# What is expected:
Return all lines in the material below that contain "JSON".

Begin

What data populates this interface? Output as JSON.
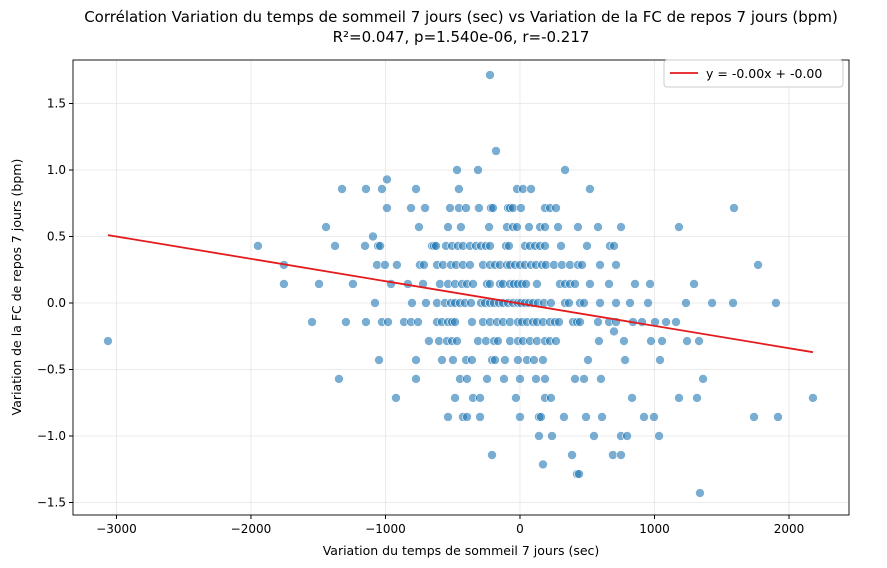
{
  "chart_data": {
    "type": "scatter",
    "title": "Corrélation Variation du temps de sommeil 7 jours (sec) vs Variation de la FC de repos 7 jours (bpm)",
    "subtitle": "R²=0.047, p=1.540e-06, r=-0.217",
    "xlabel": "Variation du temps de sommeil 7 jours (sec)",
    "ylabel": "Variation de la FC de repos 7 jours (bpm)",
    "xlim": [
      -3323,
      2446
    ],
    "ylim": [
      -1.594,
      1.827
    ],
    "xticks": [
      -3000,
      -2000,
      -1000,
      0,
      1000,
      2000
    ],
    "xtick_labels": [
      "−3000",
      "−2000",
      "−1000",
      "0",
      "1000",
      "2000"
    ],
    "yticks": [
      -1.5,
      -1.0,
      -0.5,
      0.0,
      0.5,
      1.0,
      1.5
    ],
    "ytick_labels": [
      "−1.5",
      "−1.0",
      "−0.5",
      "0.0",
      "0.5",
      "1.0",
      "1.5"
    ],
    "grid": true,
    "legend": {
      "position": "top-right",
      "entries": [
        "y = -0.00x + -0.00"
      ]
    },
    "colors": {
      "points": "#1f77b4",
      "fit_line": "#e41a1c"
    },
    "fit_line": {
      "slope": -0.000168,
      "intercept": -0.004,
      "x_range": [
        -3063,
        2178
      ]
    },
    "rows": [
      {
        "y": 1.714,
        "x": [
          -223
        ]
      },
      {
        "y": 1.143,
        "x": [
          -178
        ]
      },
      {
        "y": 1.0,
        "x": [
          -468,
          -312,
          335
        ]
      },
      {
        "y": 0.929,
        "x": [
          -989
        ]
      },
      {
        "y": 0.857,
        "x": [
          -1323,
          -1145,
          -1026,
          -773,
          -454,
          -22,
          22,
          82,
          520
        ]
      },
      {
        "y": 0.714,
        "x": [
          -989,
          -810,
          -706,
          -520,
          -454,
          -401,
          -305,
          -216,
          -201,
          -89,
          -74,
          -52,
          7,
          186,
          223,
          268,
          1591
        ]
      },
      {
        "y": 0.571,
        "x": [
          -1442,
          -751,
          -535,
          -439,
          -230,
          -97,
          -52,
          -22,
          67,
          149,
          186,
          283,
          431,
          580,
          751,
          1182
        ]
      },
      {
        "y": 0.5,
        "x": [
          -1093
        ]
      },
      {
        "y": 0.429,
        "x": [
          -1948,
          -1375,
          -1152,
          -1055,
          -1040,
          -654,
          -639,
          -624,
          -550,
          -505,
          -461,
          -424,
          -372,
          -327,
          -290,
          -253,
          -223,
          -104,
          -82,
          37,
          74,
          112,
          149,
          186,
          305,
          498,
          669,
          699
        ]
      },
      {
        "y": 0.286,
        "x": [
          -1755,
          -1063,
          -1004,
          -915,
          -744,
          -714,
          -617,
          -572,
          -513,
          -476,
          -424,
          -372,
          -275,
          -223,
          -186,
          -149,
          -97,
          -74,
          -37,
          0,
          37,
          82,
          119,
          164,
          193,
          253,
          312,
          372,
          431,
          461,
          595,
          714,
          1770
        ]
      },
      {
        "y": 0.143,
        "x": [
          -1755,
          -1494,
          -1242,
          -959,
          -833,
          -721,
          -595,
          -535,
          -483,
          -431,
          -394,
          -349,
          -245,
          -223,
          -149,
          -126,
          -74,
          -45,
          -15,
          15,
          45,
          126,
          297,
          335,
          372,
          409,
          520,
          662,
          855,
          967,
          1294
        ]
      },
      {
        "y": 0.0,
        "x": [
          -1078,
          -803,
          -699,
          -617,
          -558,
          -513,
          -483,
          -446,
          -409,
          -364,
          -290,
          -260,
          -223,
          -193,
          -156,
          -126,
          -89,
          -52,
          -15,
          7,
          37,
          67,
          97,
          134,
          178,
          230,
          335,
          364,
          446,
          476,
          595,
          714,
          818,
          952,
          1234,
          1428,
          1584,
          1903
        ]
      },
      {
        "y": -0.143,
        "x": [
          -1546,
          -1294,
          -1145,
          -1026,
          -981,
          -862,
          -810,
          -758,
          -617,
          -580,
          -535,
          -505,
          -483,
          -357,
          -275,
          -223,
          -171,
          -126,
          -74,
          -15,
          15,
          52,
          97,
          126,
          171,
          223,
          260,
          290,
          394,
          424,
          446,
          580,
          662,
          714,
          840,
          907,
          1004,
          1086,
          1160
        ]
      },
      {
        "y": -0.214,
        "x": [
          699
        ]
      },
      {
        "y": -0.286,
        "x": [
          -3063,
          -677,
          -602,
          -543,
          -505,
          -468,
          -312,
          -253,
          -193,
          -164,
          -74,
          -15,
          22,
          74,
          126,
          186,
          223,
          268,
          587,
          773,
          974,
          1056,
          1242,
          1331
        ]
      },
      {
        "y": -0.429,
        "x": [
          -1048,
          -773,
          -580,
          -498,
          -401,
          -357,
          -208,
          -186,
          -112,
          -15,
          52,
          104,
          171,
          506,
          781,
          1041
        ]
      },
      {
        "y": -0.571,
        "x": [
          -1346,
          -773,
          -446,
          -394,
          -245,
          -119,
          0,
          119,
          186,
          409,
          476,
          602,
          1361
        ]
      },
      {
        "y": -0.714,
        "x": [
          -922,
          -483,
          -349,
          -297,
          -30,
          186,
          230,
          833,
          1182,
          1316,
          2178
        ]
      },
      {
        "y": -0.857,
        "x": [
          -535,
          -424,
          -394,
          -297,
          0,
          141,
          156,
          327,
          491,
          610,
          922,
          996,
          1740,
          1918
        ]
      },
      {
        "y": -1.0,
        "x": [
          141,
          238,
          550,
          751,
          796,
          1034
        ]
      },
      {
        "y": -1.143,
        "x": [
          -208,
          387,
          691,
          751
        ]
      },
      {
        "y": -1.214,
        "x": [
          171
        ]
      },
      {
        "y": -1.286,
        "x": [
          424,
          439
        ]
      },
      {
        "y": -1.429,
        "x": [
          1338
        ]
      }
    ]
  }
}
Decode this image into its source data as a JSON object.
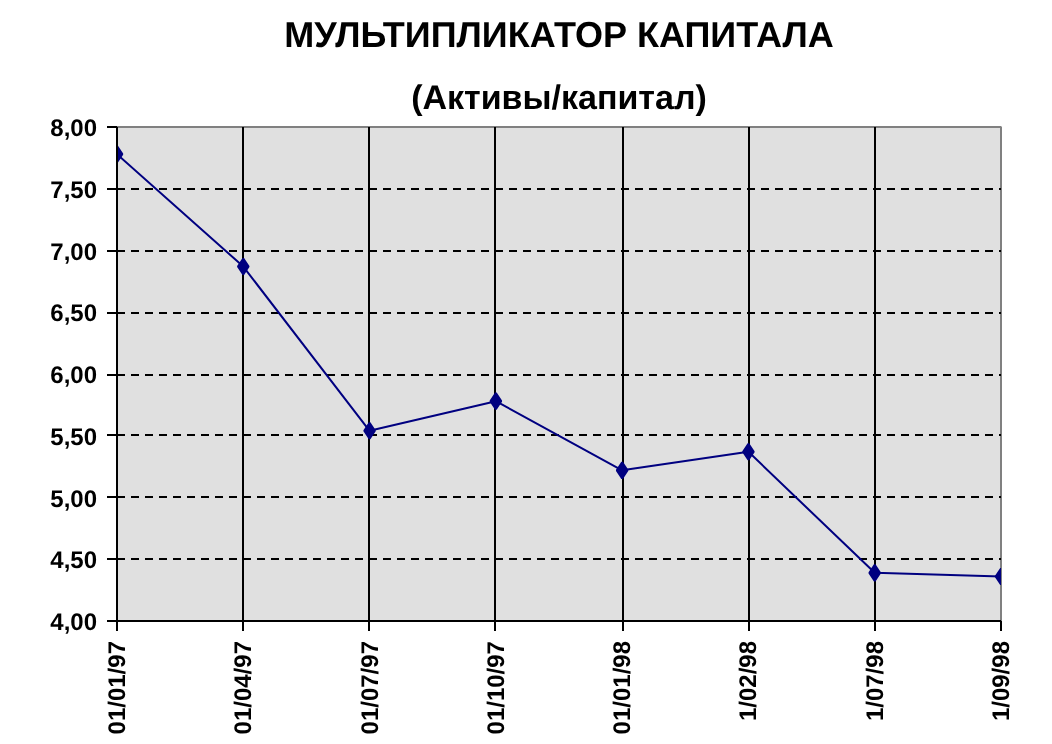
{
  "chart_data": {
    "type": "line",
    "title": "МУЛЬТИПЛИКАТОР КАПИТАЛА",
    "subtitle": "(Активы/капитал)",
    "categories": [
      "01/01/97",
      "01/04/97",
      "01/07/97",
      "01/10/97",
      "01/01/98",
      "1/02/98",
      "1/07/98",
      "1/09/98"
    ],
    "series": [
      {
        "color": "#000080",
        "values": [
          7.78,
          6.87,
          5.54,
          5.78,
          5.22,
          5.37,
          4.39,
          4.36
        ]
      }
    ],
    "ylim": [
      4,
      8
    ],
    "yticks": [
      {
        "value": 4,
        "label": "4,00"
      },
      {
        "value": 4.5,
        "label": "4,50"
      },
      {
        "value": 5,
        "label": "5,00"
      },
      {
        "value": 5.5,
        "label": "5,50"
      },
      {
        "value": 6,
        "label": "6,00"
      },
      {
        "value": 6.5,
        "label": "6,50"
      },
      {
        "value": 7,
        "label": "7,00"
      },
      {
        "value": 7.5,
        "label": "7,50"
      },
      {
        "value": 8,
        "label": "8,00"
      }
    ],
    "grid": true,
    "marker": "diamond",
    "line_style": "solid"
  }
}
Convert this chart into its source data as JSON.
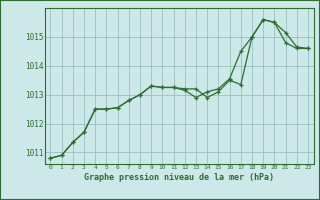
{
  "title": "Graphe pression niveau de la mer (hPa)",
  "background_color": "#cce8e8",
  "plot_bg_color": "#cce8e8",
  "border_color": "#2d6e2d",
  "grid_color": "#9abfbf",
  "line_color": "#2d6e2d",
  "xlim": [
    -0.5,
    23.5
  ],
  "ylim": [
    1010.6,
    1016.0
  ],
  "yticks": [
    1011,
    1012,
    1013,
    1014,
    1015
  ],
  "xticks": [
    0,
    1,
    2,
    3,
    4,
    5,
    6,
    7,
    8,
    9,
    10,
    11,
    12,
    13,
    14,
    15,
    16,
    17,
    18,
    19,
    20,
    21,
    22,
    23
  ],
  "series1_x": [
    0,
    1,
    2,
    3,
    4,
    5,
    6,
    7,
    8,
    9,
    10,
    11,
    12,
    13,
    14,
    15,
    16,
    17,
    18,
    19,
    20,
    21,
    22,
    23
  ],
  "series1_y": [
    1010.8,
    1010.9,
    1011.35,
    1011.7,
    1012.5,
    1012.5,
    1012.55,
    1012.8,
    1013.0,
    1013.3,
    1013.25,
    1013.25,
    1013.2,
    1013.2,
    1012.9,
    1013.1,
    1013.5,
    1013.35,
    1015.0,
    1015.6,
    1015.5,
    1014.8,
    1014.6,
    1014.6
  ],
  "series2_x": [
    0,
    1,
    2,
    3,
    4,
    5,
    6,
    7,
    8,
    9,
    10,
    11,
    12,
    13,
    14,
    15,
    16,
    17,
    18,
    19,
    20,
    21,
    22,
    23
  ],
  "series2_y": [
    1010.8,
    1010.9,
    1011.35,
    1011.7,
    1012.5,
    1012.5,
    1012.55,
    1012.8,
    1013.0,
    1013.3,
    1013.25,
    1013.25,
    1013.15,
    1012.9,
    1013.1,
    1013.2,
    1013.55,
    1014.5,
    1015.0,
    1015.6,
    1015.5,
    1015.15,
    1014.65,
    1014.6
  ]
}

End

# The response:
What data populates this interface? Output as JSON.
Decode this image into its source data as a JSON object.
Convert this chart into its source data as JSON.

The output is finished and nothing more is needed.